■ **WHAT THIS TASK INVOLVES**
Your copy of the material must match it exactly, except that pictures are dropped.
** start **
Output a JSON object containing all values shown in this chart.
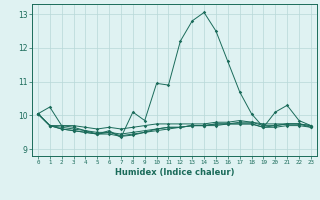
{
  "xlabel": "Humidex (Indice chaleur)",
  "bg_color": "#dff2f2",
  "grid_color": "#b8d8d8",
  "line_color": "#1a6b5a",
  "xlim": [
    -0.5,
    23.5
  ],
  "ylim": [
    8.8,
    13.3
  ],
  "yticks": [
    9,
    10,
    11,
    12,
    13
  ],
  "xticks": [
    0,
    1,
    2,
    3,
    4,
    5,
    6,
    7,
    8,
    9,
    10,
    11,
    12,
    13,
    14,
    15,
    16,
    17,
    18,
    19,
    20,
    21,
    22,
    23
  ],
  "series": [
    [
      10.05,
      10.25,
      9.7,
      9.65,
      9.55,
      9.45,
      9.55,
      9.35,
      10.1,
      9.85,
      10.95,
      10.9,
      12.2,
      12.8,
      13.05,
      12.5,
      11.6,
      10.7,
      10.05,
      9.65,
      10.1,
      10.3,
      9.85,
      9.7
    ],
    [
      10.05,
      9.7,
      9.7,
      9.7,
      9.65,
      9.6,
      9.65,
      9.6,
      9.65,
      9.7,
      9.75,
      9.75,
      9.75,
      9.75,
      9.75,
      9.8,
      9.8,
      9.85,
      9.8,
      9.75,
      9.75,
      9.75,
      9.75,
      9.7
    ],
    [
      10.05,
      9.7,
      9.65,
      9.6,
      9.55,
      9.5,
      9.5,
      9.45,
      9.5,
      9.55,
      9.6,
      9.65,
      9.65,
      9.7,
      9.7,
      9.75,
      9.75,
      9.75,
      9.75,
      9.65,
      9.7,
      9.75,
      9.75,
      9.65
    ],
    [
      10.05,
      9.7,
      9.6,
      9.55,
      9.5,
      9.45,
      9.5,
      9.4,
      9.45,
      9.5,
      9.55,
      9.6,
      9.65,
      9.7,
      9.7,
      9.75,
      9.75,
      9.8,
      9.8,
      9.7,
      9.7,
      9.75,
      9.75,
      9.7
    ],
    [
      10.05,
      9.7,
      9.6,
      9.55,
      9.5,
      9.45,
      9.45,
      9.38,
      9.42,
      9.5,
      9.6,
      9.65,
      9.65,
      9.7,
      9.7,
      9.7,
      9.75,
      9.75,
      9.75,
      9.65,
      9.65,
      9.7,
      9.7,
      9.65
    ]
  ]
}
** end **
■ **CORRECT ANSWER**
Output a JSON object containing all values shown in this chart.
{
  "xlabel": "Humidex (Indice chaleur)",
  "bg_color": "#dff2f2",
  "grid_color": "#b8d8d8",
  "line_color": "#1a6b5a",
  "xlim": [
    -0.5,
    23.5
  ],
  "ylim": [
    8.8,
    13.3
  ],
  "yticks": [
    9,
    10,
    11,
    12,
    13
  ],
  "xticks": [
    0,
    1,
    2,
    3,
    4,
    5,
    6,
    7,
    8,
    9,
    10,
    11,
    12,
    13,
    14,
    15,
    16,
    17,
    18,
    19,
    20,
    21,
    22,
    23
  ],
  "series": [
    [
      10.05,
      10.25,
      9.7,
      9.65,
      9.55,
      9.45,
      9.55,
      9.35,
      10.1,
      9.85,
      10.95,
      10.9,
      12.2,
      12.8,
      13.05,
      12.5,
      11.6,
      10.7,
      10.05,
      9.65,
      10.1,
      10.3,
      9.85,
      9.7
    ],
    [
      10.05,
      9.7,
      9.7,
      9.7,
      9.65,
      9.6,
      9.65,
      9.6,
      9.65,
      9.7,
      9.75,
      9.75,
      9.75,
      9.75,
      9.75,
      9.8,
      9.8,
      9.85,
      9.8,
      9.75,
      9.75,
      9.75,
      9.75,
      9.7
    ],
    [
      10.05,
      9.7,
      9.65,
      9.6,
      9.55,
      9.5,
      9.5,
      9.45,
      9.5,
      9.55,
      9.6,
      9.65,
      9.65,
      9.7,
      9.7,
      9.75,
      9.75,
      9.75,
      9.75,
      9.65,
      9.7,
      9.75,
      9.75,
      9.65
    ],
    [
      10.05,
      9.7,
      9.6,
      9.55,
      9.5,
      9.45,
      9.5,
      9.4,
      9.45,
      9.5,
      9.55,
      9.6,
      9.65,
      9.7,
      9.7,
      9.75,
      9.75,
      9.8,
      9.8,
      9.7,
      9.7,
      9.75,
      9.75,
      9.7
    ],
    [
      10.05,
      9.7,
      9.6,
      9.55,
      9.5,
      9.45,
      9.45,
      9.38,
      9.42,
      9.5,
      9.6,
      9.65,
      9.65,
      9.7,
      9.7,
      9.7,
      9.75,
      9.75,
      9.75,
      9.65,
      9.65,
      9.7,
      9.7,
      9.65
    ]
  ]
}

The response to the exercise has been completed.